» Instructions for the task
Provide nothing but the number of lines containing the string "this".

(Data extracted from a collection)
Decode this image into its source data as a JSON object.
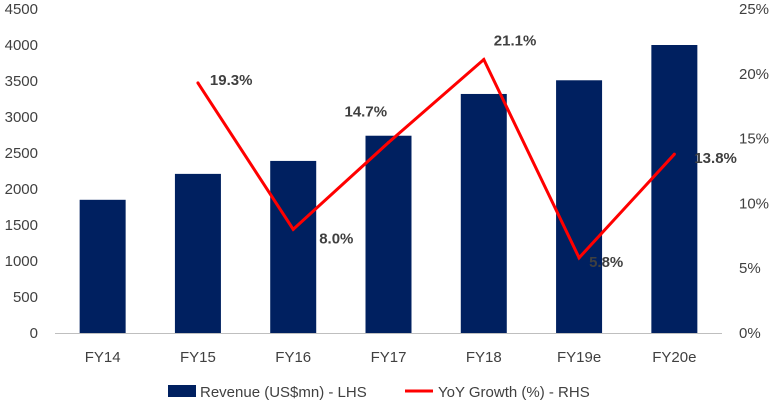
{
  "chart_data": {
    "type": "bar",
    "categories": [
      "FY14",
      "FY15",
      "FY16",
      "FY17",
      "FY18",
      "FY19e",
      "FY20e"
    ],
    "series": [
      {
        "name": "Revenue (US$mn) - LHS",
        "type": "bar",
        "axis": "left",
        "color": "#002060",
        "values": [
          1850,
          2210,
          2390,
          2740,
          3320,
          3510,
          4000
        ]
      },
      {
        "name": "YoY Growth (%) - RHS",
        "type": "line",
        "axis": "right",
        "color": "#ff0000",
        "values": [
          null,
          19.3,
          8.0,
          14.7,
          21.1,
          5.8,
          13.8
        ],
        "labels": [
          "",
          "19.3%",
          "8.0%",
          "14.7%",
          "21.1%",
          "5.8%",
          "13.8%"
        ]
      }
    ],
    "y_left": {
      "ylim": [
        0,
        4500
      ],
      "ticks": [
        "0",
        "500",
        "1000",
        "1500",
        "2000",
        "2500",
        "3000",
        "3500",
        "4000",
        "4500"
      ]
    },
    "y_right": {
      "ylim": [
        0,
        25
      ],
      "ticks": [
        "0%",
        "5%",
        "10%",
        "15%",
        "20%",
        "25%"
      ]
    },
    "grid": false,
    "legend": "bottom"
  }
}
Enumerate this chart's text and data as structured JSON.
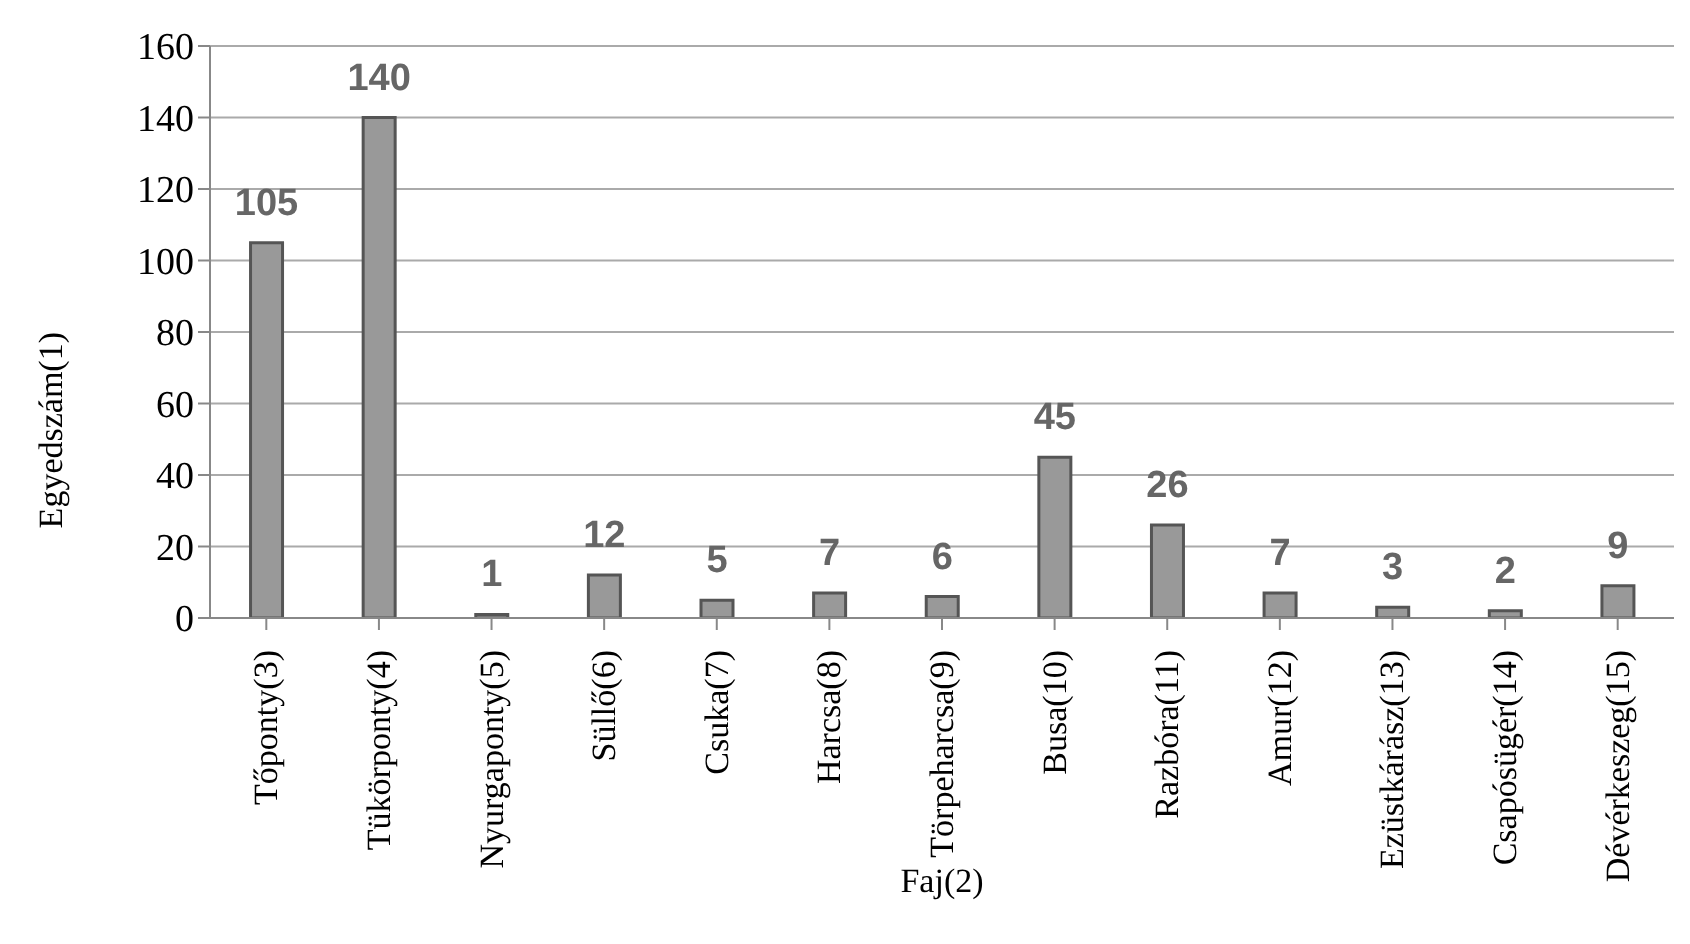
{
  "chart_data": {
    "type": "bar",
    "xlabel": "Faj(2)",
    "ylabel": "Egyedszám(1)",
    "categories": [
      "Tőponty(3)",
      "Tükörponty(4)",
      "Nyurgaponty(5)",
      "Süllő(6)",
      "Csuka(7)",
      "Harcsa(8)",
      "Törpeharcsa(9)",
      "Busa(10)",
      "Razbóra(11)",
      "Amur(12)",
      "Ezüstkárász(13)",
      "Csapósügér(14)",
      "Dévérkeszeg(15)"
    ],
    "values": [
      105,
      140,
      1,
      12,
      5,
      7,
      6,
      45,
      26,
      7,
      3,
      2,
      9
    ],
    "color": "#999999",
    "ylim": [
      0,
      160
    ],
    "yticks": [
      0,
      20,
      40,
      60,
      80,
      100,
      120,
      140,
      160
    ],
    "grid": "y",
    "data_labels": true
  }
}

» Response below
2